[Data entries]
>>>>>
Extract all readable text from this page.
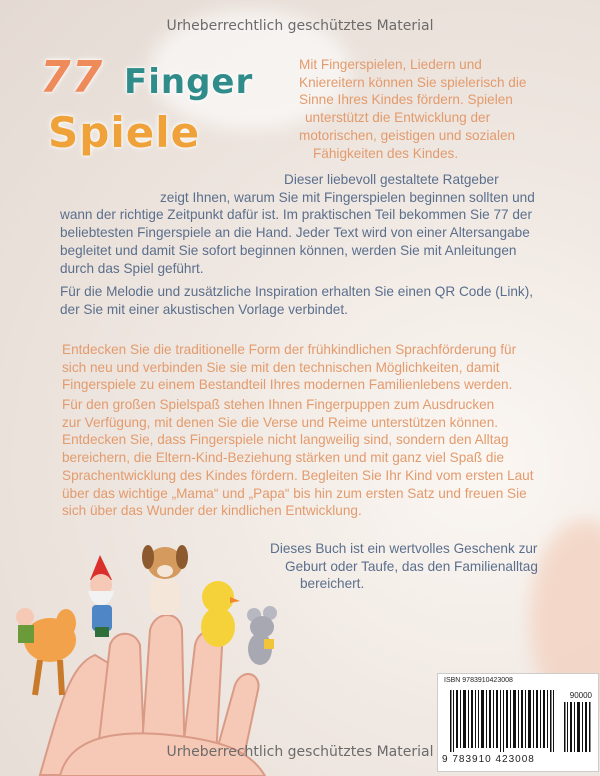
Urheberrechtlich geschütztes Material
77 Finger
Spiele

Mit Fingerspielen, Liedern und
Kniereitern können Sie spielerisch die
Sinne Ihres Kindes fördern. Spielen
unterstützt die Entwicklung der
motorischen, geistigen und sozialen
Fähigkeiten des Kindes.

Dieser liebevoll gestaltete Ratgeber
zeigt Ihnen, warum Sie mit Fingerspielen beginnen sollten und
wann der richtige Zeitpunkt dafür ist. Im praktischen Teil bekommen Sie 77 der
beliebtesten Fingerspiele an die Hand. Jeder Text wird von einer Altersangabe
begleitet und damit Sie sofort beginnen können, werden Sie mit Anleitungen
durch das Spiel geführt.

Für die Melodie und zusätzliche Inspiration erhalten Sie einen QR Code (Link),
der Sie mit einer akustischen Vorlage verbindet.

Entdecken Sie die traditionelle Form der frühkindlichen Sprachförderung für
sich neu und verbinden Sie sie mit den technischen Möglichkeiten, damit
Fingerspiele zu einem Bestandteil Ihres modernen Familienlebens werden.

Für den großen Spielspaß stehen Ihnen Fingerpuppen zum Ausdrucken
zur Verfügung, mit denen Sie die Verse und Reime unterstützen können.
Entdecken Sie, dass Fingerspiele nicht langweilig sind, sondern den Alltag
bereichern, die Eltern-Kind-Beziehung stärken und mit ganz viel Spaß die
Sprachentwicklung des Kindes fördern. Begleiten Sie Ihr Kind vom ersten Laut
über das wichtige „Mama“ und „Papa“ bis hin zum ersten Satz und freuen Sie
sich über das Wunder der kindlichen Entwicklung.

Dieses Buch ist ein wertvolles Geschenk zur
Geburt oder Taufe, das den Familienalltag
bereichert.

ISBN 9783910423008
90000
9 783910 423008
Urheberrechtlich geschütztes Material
<<<<<
» The request
Copy each line in full and exactly, omitting any picture.

» Solved exercise
Extract all readable text from this page.
Urheberrechtlich geschütztes Material
77 Finger
Spiele

Mit Fingerspielen, Liedern und
Kniereitern können Sie spielerisch die
Sinne Ihres Kindes fördern. Spielen
unterstützt die Entwicklung der
motorischen, geistigen und sozialen
Fähigkeiten des Kindes.

Dieser liebevoll gestaltete Ratgeber
zeigt Ihnen, warum Sie mit Fingerspielen beginnen sollten und
wann der richtige Zeitpunkt dafür ist. Im praktischen Teil bekommen Sie 77 der
beliebtesten Fingerspiele an die Hand. Jeder Text wird von einer Altersangabe
begleitet und damit Sie sofort beginnen können, werden Sie mit Anleitungen
durch das Spiel geführt.

Für die Melodie und zusätzliche Inspiration erhalten Sie einen QR Code (Link),
der Sie mit einer akustischen Vorlage verbindet.

Entdecken Sie die traditionelle Form der frühkindlichen Sprachförderung für
sich neu und verbinden Sie sie mit den technischen Möglichkeiten, damit
Fingerspiele zu einem Bestandteil Ihres modernen Familienlebens werden.

Für den großen Spielspaß stehen Ihnen Fingerpuppen zum Ausdrucken
zur Verfügung, mit denen Sie die Verse und Reime unterstützen können.
Entdecken Sie, dass Fingerspiele nicht langweilig sind, sondern den Alltag
bereichern, die Eltern-Kind-Beziehung stärken und mit ganz viel Spaß die
Sprachentwicklung des Kindes fördern. Begleiten Sie Ihr Kind vom ersten Laut
über das wichtige „Mama“ und „Papa“ bis hin zum ersten Satz und freuen Sie
sich über das Wunder der kindlichen Entwicklung.

Dieses Buch ist ein wertvolles Geschenk zur
Geburt oder Taufe, das den Familienalltag
bereichert.

ISBN 9783910423008
90000
9 783910 423008
Urheberrechtlich geschütztes Material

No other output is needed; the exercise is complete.